What is asked: Pick out each line containing the string "JSON" and copy it.

Exercise materials:
★ ★ ★

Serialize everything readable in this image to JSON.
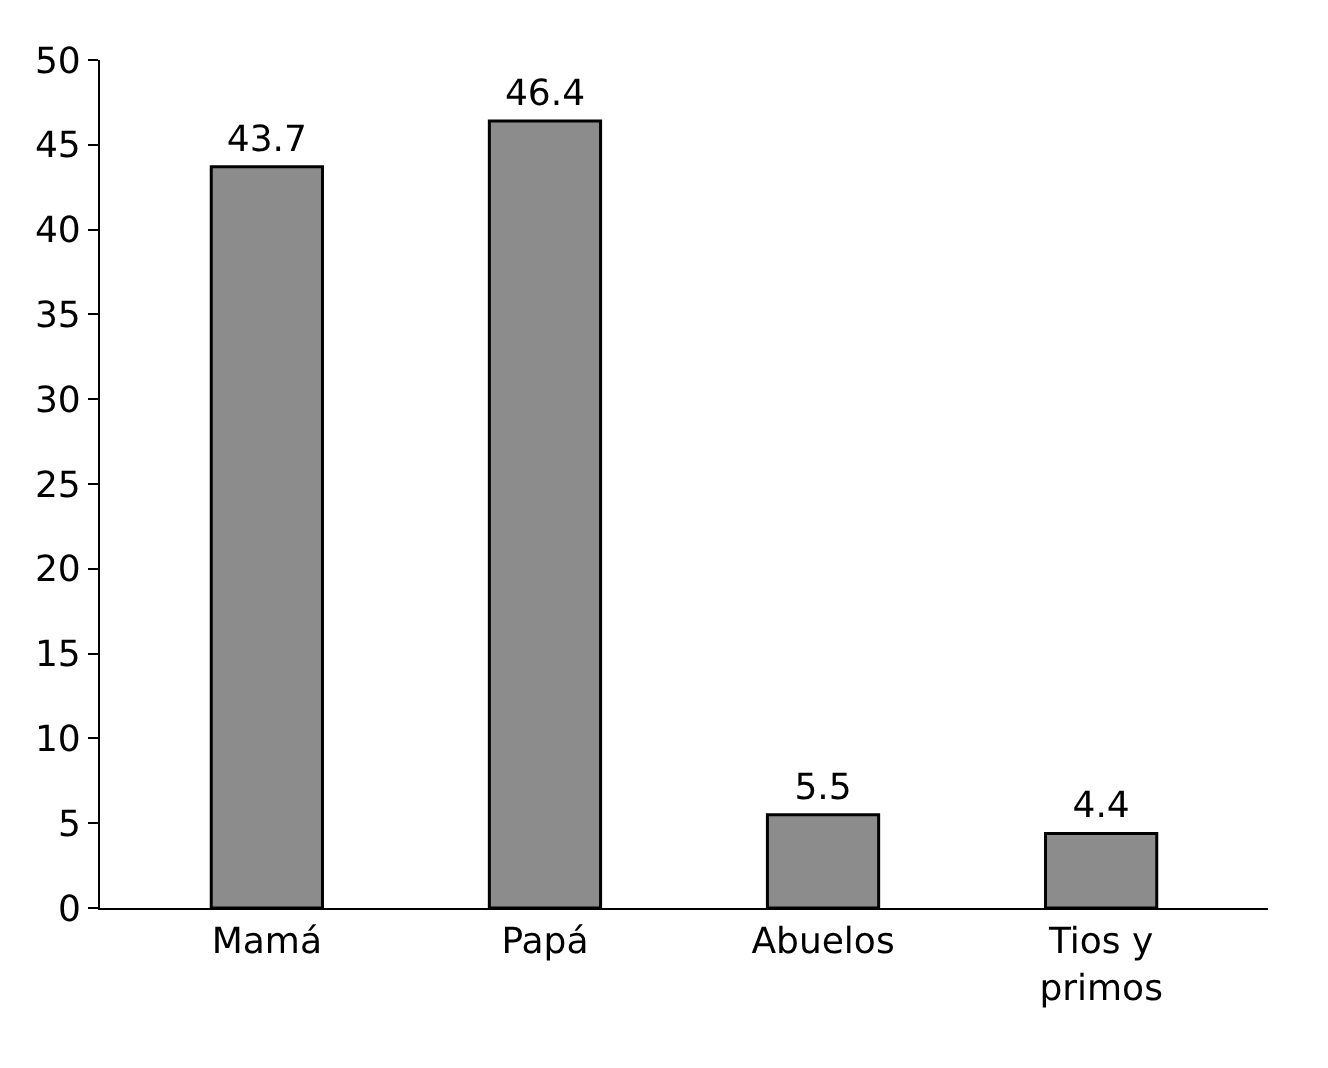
{
  "chart_data": {
    "type": "bar",
    "categories": [
      "Mamá",
      "Papá",
      "Abuelos",
      "Tios y primos"
    ],
    "values": [
      43.7,
      46.4,
      5.5,
      4.4
    ],
    "color": "#8c8c8c",
    "ylim": [
      0,
      50
    ],
    "yticks": [
      0,
      5,
      10,
      15,
      20,
      25,
      30,
      35,
      40,
      45,
      50
    ],
    "data_labels": true
  }
}
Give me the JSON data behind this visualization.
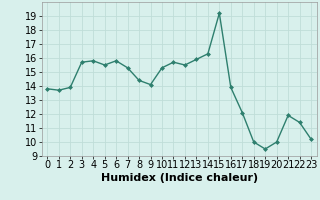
{
  "x": [
    0,
    1,
    2,
    3,
    4,
    5,
    6,
    7,
    8,
    9,
    10,
    11,
    12,
    13,
    14,
    15,
    16,
    17,
    18,
    19,
    20,
    21,
    22,
    23
  ],
  "y": [
    13.8,
    13.7,
    13.9,
    15.7,
    15.8,
    15.5,
    15.8,
    15.3,
    14.4,
    14.1,
    15.3,
    15.7,
    15.5,
    15.9,
    16.3,
    19.2,
    13.9,
    12.1,
    10.0,
    9.5,
    10.0,
    11.9,
    11.4,
    10.2
  ],
  "xlabel": "Humidex (Indice chaleur)",
  "ylim": [
    9,
    20
  ],
  "xlim": [
    -0.5,
    23.5
  ],
  "yticks": [
    9,
    10,
    11,
    12,
    13,
    14,
    15,
    16,
    17,
    18,
    19
  ],
  "xticks": [
    0,
    1,
    2,
    3,
    4,
    5,
    6,
    7,
    8,
    9,
    10,
    11,
    12,
    13,
    14,
    15,
    16,
    17,
    18,
    19,
    20,
    21,
    22,
    23
  ],
  "line_color": "#2e7f6e",
  "marker": "D",
  "marker_size": 2,
  "bg_color": "#d8f0ec",
  "grid_color": "#c0ddd8",
  "tick_fontsize": 7,
  "label_fontsize": 8
}
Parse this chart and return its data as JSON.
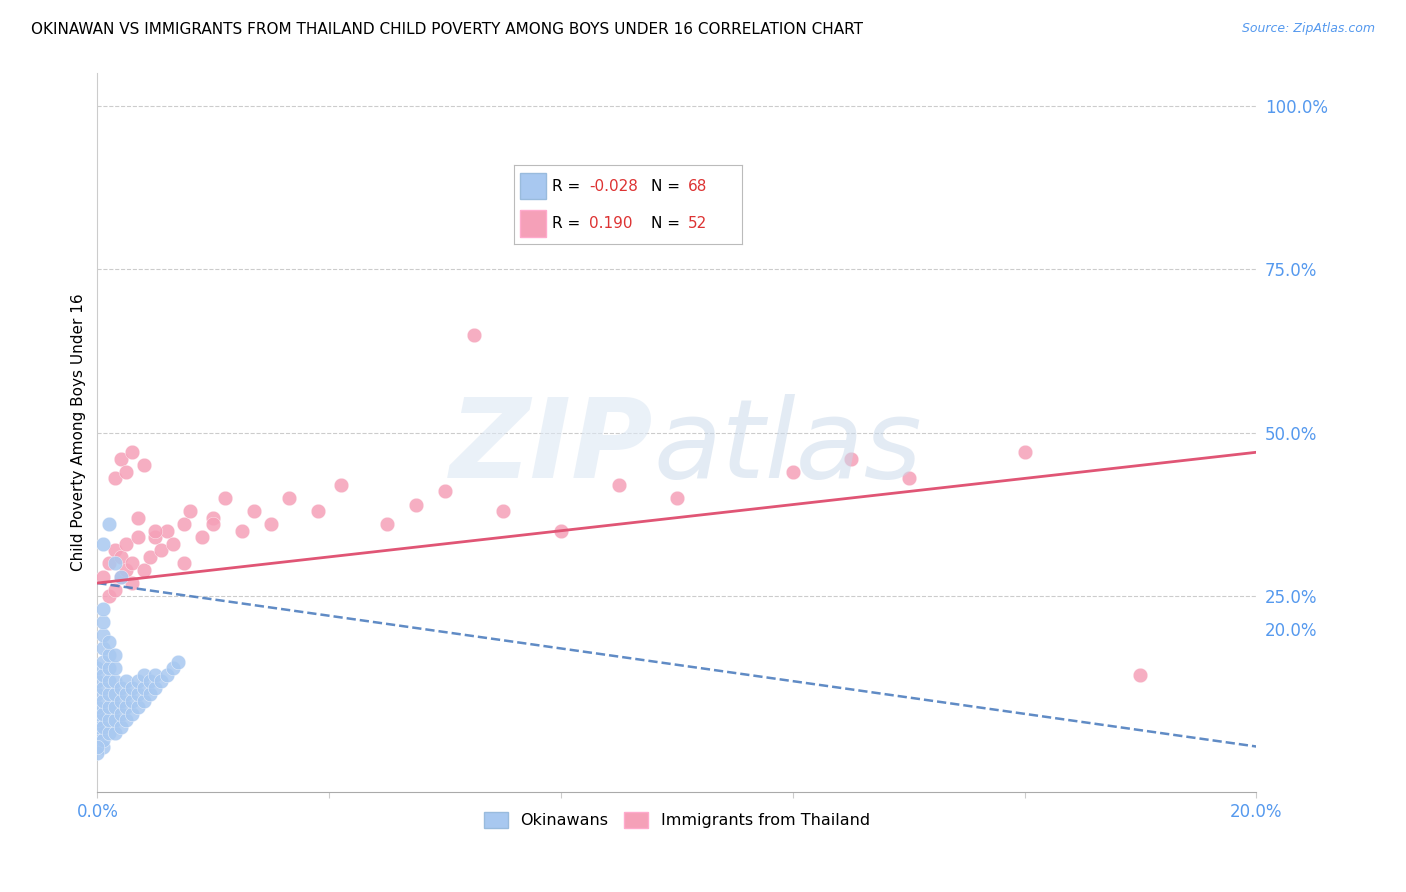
{
  "title": "OKINAWAN VS IMMIGRANTS FROM THAILAND CHILD POVERTY AMONG BOYS UNDER 16 CORRELATION CHART",
  "source": "Source: ZipAtlas.com",
  "ylabel": "Child Poverty Among Boys Under 16",
  "xlim": [
    0.0,
    0.2
  ],
  "ylim": [
    -0.05,
    1.05
  ],
  "background_color": "#ffffff",
  "grid_color": "#cccccc",
  "okinawan_color": "#a8c8f0",
  "thailand_color": "#f5a0b8",
  "okinawan_R": -0.028,
  "okinawan_N": 68,
  "thailand_R": 0.19,
  "thailand_N": 52,
  "okinawan_line_color": "#4477bb",
  "thailand_line_color": "#e05575",
  "yticks_right": [
    0.2,
    0.25,
    0.5,
    0.75,
    1.0
  ],
  "ytick_right_labels": [
    "20.0%",
    "25.0%",
    "50.0%",
    "75.0%",
    "100.0%"
  ],
  "xtick_positions": [
    0.0,
    0.04,
    0.08,
    0.12,
    0.16,
    0.2
  ],
  "xtick_labels": [
    "0.0%",
    "",
    "",
    "",
    "",
    "20.0%"
  ],
  "ok_x": [
    0.0,
    0.0,
    0.0,
    0.0,
    0.0,
    0.0,
    0.0,
    0.0,
    0.0,
    0.0,
    0.001,
    0.001,
    0.001,
    0.001,
    0.001,
    0.001,
    0.001,
    0.001,
    0.001,
    0.001,
    0.001,
    0.001,
    0.002,
    0.002,
    0.002,
    0.002,
    0.002,
    0.002,
    0.002,
    0.002,
    0.003,
    0.003,
    0.003,
    0.003,
    0.003,
    0.003,
    0.003,
    0.004,
    0.004,
    0.004,
    0.004,
    0.005,
    0.005,
    0.005,
    0.005,
    0.006,
    0.006,
    0.006,
    0.007,
    0.007,
    0.007,
    0.008,
    0.008,
    0.008,
    0.009,
    0.009,
    0.01,
    0.01,
    0.011,
    0.012,
    0.013,
    0.014,
    0.001,
    0.002,
    0.003,
    0.004,
    0.0,
    0.0
  ],
  "ok_y": [
    0.02,
    0.03,
    0.04,
    0.05,
    0.06,
    0.07,
    0.08,
    0.1,
    0.12,
    0.14,
    0.02,
    0.03,
    0.05,
    0.07,
    0.09,
    0.11,
    0.13,
    0.15,
    0.17,
    0.19,
    0.21,
    0.23,
    0.04,
    0.06,
    0.08,
    0.1,
    0.12,
    0.14,
    0.16,
    0.18,
    0.04,
    0.06,
    0.08,
    0.1,
    0.12,
    0.14,
    0.16,
    0.05,
    0.07,
    0.09,
    0.11,
    0.06,
    0.08,
    0.1,
    0.12,
    0.07,
    0.09,
    0.11,
    0.08,
    0.1,
    0.12,
    0.09,
    0.11,
    0.13,
    0.1,
    0.12,
    0.11,
    0.13,
    0.12,
    0.13,
    0.14,
    0.15,
    0.33,
    0.36,
    0.3,
    0.28,
    0.01,
    0.02
  ],
  "th_x": [
    0.001,
    0.002,
    0.002,
    0.003,
    0.003,
    0.004,
    0.004,
    0.005,
    0.005,
    0.006,
    0.006,
    0.007,
    0.007,
    0.008,
    0.009,
    0.01,
    0.011,
    0.012,
    0.013,
    0.015,
    0.016,
    0.018,
    0.02,
    0.022,
    0.025,
    0.027,
    0.03,
    0.033,
    0.038,
    0.042,
    0.05,
    0.055,
    0.06,
    0.07,
    0.08,
    0.09,
    0.1,
    0.12,
    0.13,
    0.14,
    0.16,
    0.18,
    0.003,
    0.004,
    0.005,
    0.006,
    0.008,
    0.01,
    0.015,
    0.02,
    0.065,
    0.085
  ],
  "th_y": [
    0.28,
    0.25,
    0.3,
    0.26,
    0.32,
    0.28,
    0.31,
    0.29,
    0.33,
    0.27,
    0.3,
    0.34,
    0.37,
    0.29,
    0.31,
    0.34,
    0.32,
    0.35,
    0.33,
    0.36,
    0.38,
    0.34,
    0.37,
    0.4,
    0.35,
    0.38,
    0.36,
    0.4,
    0.38,
    0.42,
    0.36,
    0.39,
    0.41,
    0.38,
    0.35,
    0.42,
    0.4,
    0.44,
    0.46,
    0.43,
    0.47,
    0.13,
    0.43,
    0.46,
    0.44,
    0.47,
    0.45,
    0.35,
    0.3,
    0.36,
    0.65,
    0.83
  ],
  "th_line_x0": 0.0,
  "th_line_x1": 0.2,
  "th_line_y0": 0.27,
  "th_line_y1": 0.47,
  "ok_line_x0": 0.0,
  "ok_line_x1": 0.2,
  "ok_line_y0": 0.27,
  "ok_line_y1": 0.02
}
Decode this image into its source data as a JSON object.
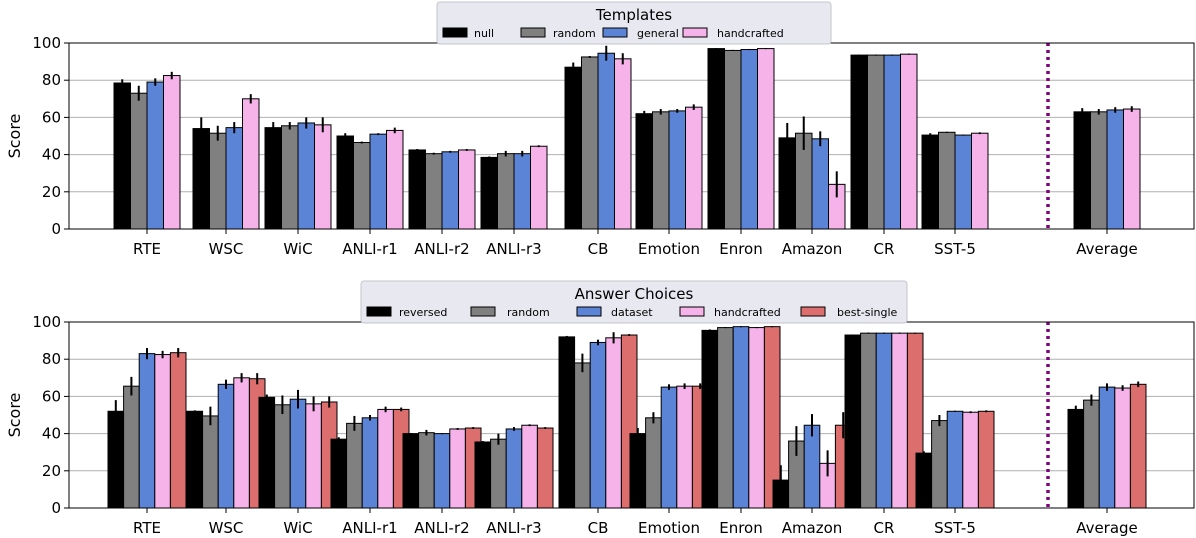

★ ★ ★

Exercise response:
Serialize everything readable in this image to JSON.
Give me the JSON data behind this visualization.
Parse this chart and return its data as JSON.
Decode this image into its source data as a JSON object.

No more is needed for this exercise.